=== Record extracts ===

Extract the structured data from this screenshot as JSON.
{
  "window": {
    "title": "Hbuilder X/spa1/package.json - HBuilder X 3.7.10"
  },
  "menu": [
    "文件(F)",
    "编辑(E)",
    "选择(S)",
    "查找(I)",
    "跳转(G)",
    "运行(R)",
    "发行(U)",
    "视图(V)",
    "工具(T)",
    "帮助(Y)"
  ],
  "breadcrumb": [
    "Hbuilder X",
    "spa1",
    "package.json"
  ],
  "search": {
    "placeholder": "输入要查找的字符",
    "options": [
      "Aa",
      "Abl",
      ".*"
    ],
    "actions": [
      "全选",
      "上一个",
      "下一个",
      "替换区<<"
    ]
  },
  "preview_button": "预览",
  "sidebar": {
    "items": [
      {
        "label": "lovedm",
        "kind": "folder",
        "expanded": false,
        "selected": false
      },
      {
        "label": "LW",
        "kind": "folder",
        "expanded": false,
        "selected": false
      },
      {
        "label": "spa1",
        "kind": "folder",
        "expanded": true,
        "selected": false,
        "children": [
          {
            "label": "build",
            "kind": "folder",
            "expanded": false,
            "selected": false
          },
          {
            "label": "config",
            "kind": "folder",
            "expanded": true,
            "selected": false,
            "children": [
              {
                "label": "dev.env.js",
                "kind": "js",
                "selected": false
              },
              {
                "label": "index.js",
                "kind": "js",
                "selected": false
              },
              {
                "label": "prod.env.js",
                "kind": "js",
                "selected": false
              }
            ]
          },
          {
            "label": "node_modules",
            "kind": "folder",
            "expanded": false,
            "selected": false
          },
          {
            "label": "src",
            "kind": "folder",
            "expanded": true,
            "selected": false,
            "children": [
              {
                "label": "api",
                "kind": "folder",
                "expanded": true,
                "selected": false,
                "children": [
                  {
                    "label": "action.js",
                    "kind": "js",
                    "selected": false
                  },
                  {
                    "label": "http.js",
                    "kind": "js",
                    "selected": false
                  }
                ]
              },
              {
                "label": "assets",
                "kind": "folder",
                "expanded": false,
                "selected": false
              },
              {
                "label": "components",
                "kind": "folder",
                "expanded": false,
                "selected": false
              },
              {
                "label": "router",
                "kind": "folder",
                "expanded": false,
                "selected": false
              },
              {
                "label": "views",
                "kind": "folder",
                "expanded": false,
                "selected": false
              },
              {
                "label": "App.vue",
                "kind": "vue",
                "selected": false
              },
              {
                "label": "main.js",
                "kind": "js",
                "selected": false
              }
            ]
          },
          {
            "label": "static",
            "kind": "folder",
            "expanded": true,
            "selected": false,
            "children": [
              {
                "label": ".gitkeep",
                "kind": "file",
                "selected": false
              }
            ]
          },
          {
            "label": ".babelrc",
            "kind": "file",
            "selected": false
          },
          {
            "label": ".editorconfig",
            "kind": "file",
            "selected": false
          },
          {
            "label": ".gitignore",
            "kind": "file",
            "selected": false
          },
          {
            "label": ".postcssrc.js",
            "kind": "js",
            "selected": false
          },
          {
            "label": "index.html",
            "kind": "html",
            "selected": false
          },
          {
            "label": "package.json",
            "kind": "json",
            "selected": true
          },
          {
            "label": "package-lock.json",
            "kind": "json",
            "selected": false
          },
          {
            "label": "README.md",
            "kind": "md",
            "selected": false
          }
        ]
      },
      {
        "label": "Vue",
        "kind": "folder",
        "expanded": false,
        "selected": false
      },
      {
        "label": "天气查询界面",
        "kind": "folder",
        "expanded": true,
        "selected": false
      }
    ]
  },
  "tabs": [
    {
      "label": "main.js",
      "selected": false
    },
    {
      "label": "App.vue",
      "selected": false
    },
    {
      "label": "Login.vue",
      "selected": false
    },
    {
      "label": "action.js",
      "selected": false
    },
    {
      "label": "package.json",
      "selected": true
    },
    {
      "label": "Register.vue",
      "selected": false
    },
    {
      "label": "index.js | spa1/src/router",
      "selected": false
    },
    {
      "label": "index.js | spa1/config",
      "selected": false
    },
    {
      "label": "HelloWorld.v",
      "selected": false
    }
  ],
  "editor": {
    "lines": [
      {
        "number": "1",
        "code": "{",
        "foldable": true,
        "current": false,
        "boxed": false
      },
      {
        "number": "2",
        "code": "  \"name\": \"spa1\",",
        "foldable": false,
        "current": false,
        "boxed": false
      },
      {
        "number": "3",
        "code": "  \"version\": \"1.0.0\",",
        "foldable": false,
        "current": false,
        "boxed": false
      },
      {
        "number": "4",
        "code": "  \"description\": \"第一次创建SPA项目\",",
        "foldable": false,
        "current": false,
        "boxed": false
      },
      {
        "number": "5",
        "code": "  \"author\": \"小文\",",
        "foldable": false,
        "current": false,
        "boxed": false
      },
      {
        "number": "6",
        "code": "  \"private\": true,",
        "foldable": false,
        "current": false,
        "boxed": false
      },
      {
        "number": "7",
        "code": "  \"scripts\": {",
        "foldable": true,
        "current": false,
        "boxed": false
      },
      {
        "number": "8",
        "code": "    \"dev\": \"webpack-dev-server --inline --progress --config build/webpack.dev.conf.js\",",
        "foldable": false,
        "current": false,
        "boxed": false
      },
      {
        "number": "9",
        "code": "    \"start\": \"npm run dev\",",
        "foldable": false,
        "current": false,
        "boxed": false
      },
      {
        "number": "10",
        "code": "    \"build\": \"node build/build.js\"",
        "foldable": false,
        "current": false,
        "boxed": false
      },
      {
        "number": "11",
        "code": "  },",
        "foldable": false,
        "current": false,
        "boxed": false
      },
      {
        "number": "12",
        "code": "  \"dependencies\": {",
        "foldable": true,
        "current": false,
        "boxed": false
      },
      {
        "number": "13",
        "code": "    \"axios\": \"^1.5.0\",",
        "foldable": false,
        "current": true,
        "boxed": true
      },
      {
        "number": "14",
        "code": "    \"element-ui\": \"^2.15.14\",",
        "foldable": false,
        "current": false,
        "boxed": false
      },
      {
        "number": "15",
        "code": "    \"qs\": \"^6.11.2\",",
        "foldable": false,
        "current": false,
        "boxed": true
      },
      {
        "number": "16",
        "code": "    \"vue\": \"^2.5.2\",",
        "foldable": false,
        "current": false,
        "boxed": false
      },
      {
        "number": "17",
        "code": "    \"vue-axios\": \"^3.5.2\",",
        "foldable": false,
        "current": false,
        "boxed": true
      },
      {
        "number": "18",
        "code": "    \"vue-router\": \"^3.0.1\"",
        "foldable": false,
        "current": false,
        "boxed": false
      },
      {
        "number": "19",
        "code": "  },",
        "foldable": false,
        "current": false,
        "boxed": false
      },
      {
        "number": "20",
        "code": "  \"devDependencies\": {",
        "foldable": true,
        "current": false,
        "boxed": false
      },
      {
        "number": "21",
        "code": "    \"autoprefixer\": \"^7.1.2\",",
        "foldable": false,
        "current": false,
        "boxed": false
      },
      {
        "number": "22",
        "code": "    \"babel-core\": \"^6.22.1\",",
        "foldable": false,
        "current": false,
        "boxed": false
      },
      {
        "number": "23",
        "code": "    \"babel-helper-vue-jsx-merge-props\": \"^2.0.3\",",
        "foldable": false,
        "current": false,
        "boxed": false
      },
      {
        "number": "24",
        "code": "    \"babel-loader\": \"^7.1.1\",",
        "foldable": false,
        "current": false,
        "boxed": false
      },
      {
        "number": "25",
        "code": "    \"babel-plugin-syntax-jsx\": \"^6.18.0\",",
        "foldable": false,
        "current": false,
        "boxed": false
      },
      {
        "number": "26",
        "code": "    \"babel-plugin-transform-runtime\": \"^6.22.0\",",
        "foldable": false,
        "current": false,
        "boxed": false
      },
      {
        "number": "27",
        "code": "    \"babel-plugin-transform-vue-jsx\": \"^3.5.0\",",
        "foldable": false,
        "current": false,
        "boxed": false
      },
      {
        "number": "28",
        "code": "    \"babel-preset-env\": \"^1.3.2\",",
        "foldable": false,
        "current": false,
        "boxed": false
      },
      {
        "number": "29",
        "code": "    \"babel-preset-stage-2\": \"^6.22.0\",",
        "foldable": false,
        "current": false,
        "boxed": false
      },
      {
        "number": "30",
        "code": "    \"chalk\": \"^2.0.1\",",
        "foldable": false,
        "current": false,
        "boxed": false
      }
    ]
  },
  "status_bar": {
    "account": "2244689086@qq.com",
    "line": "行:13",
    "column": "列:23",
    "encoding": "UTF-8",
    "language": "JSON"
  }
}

===
=== Record extracts ===

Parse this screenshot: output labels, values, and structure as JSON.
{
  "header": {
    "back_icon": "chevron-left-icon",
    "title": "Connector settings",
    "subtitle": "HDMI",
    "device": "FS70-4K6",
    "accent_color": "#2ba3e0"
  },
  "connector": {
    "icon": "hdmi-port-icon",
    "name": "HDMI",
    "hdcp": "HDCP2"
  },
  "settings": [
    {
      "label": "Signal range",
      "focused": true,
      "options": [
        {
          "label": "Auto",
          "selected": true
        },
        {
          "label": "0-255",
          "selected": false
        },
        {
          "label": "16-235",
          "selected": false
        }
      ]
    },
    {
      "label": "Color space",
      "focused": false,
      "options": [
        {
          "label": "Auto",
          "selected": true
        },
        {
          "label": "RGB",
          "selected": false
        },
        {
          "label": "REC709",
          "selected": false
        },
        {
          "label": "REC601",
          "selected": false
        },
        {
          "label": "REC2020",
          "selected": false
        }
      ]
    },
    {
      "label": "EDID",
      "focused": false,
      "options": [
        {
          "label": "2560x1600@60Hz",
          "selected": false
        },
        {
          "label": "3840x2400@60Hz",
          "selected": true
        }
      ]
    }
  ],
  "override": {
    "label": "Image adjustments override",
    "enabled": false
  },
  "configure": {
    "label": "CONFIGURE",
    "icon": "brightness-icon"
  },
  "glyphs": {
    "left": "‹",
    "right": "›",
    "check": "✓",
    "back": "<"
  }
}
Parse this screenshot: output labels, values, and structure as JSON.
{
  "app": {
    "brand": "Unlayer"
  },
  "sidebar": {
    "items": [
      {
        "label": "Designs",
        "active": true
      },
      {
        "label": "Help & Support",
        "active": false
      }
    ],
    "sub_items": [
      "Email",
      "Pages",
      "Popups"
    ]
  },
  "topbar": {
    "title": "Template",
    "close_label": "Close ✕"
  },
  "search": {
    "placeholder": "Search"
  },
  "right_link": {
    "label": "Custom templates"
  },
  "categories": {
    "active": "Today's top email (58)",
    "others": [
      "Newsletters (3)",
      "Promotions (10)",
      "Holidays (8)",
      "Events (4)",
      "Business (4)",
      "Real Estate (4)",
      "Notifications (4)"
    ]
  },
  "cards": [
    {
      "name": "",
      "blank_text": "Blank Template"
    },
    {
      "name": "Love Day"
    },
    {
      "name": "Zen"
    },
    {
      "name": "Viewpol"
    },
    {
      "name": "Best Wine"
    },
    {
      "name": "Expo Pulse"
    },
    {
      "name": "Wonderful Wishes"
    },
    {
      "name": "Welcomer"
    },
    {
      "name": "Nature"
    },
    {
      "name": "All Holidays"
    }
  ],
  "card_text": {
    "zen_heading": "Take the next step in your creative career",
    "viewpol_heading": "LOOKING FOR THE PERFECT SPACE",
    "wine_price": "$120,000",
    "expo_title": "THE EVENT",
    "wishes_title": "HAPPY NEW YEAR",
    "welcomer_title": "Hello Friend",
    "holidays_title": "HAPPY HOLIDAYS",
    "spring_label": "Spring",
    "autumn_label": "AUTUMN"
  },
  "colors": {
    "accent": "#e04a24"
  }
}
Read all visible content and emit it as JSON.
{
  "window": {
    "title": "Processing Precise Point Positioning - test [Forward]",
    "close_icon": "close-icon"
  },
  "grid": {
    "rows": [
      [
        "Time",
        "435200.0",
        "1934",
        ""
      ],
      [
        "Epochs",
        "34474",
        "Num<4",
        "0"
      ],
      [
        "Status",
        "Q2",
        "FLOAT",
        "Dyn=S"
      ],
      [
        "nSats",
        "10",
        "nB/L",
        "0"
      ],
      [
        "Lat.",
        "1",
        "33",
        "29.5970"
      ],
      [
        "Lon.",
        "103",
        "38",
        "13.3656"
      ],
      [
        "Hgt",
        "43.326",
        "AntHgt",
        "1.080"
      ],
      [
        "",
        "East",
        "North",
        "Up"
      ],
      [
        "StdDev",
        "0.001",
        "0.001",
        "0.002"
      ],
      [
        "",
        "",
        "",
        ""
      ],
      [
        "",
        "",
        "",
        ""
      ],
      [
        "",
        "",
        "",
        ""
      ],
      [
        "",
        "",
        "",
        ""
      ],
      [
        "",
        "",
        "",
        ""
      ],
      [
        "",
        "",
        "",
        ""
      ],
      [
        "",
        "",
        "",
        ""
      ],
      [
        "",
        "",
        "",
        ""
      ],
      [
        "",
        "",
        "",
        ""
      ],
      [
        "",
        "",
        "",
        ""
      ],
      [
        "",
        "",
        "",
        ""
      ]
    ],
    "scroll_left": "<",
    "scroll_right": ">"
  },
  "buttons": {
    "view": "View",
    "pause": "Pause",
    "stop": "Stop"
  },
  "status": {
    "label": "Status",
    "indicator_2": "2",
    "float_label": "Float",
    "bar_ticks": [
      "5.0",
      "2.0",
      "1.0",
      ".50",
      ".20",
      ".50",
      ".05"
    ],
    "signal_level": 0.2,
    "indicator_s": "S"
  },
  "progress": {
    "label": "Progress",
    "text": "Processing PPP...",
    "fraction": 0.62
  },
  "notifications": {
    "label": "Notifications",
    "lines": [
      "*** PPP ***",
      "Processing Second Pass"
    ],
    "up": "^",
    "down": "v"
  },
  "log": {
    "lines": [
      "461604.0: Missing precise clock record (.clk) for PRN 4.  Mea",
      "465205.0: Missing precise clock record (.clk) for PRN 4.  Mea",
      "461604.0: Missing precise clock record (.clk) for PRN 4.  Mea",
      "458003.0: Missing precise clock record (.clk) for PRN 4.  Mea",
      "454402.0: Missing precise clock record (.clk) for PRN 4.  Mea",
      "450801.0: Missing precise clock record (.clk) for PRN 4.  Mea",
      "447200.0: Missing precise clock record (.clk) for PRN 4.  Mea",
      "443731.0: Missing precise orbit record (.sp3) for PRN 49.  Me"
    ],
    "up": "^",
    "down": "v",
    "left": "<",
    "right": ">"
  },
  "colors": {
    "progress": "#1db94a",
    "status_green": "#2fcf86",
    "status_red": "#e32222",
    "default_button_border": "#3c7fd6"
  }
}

===

- [Exercise prompt]: Copy all lines of the material above where the string "HAPPY" occurs.

- [Exercise result]:
    "wishes_title": "HAPPY NEW YEAR",
    "holidays_title": "HAPPY HOLIDAYS",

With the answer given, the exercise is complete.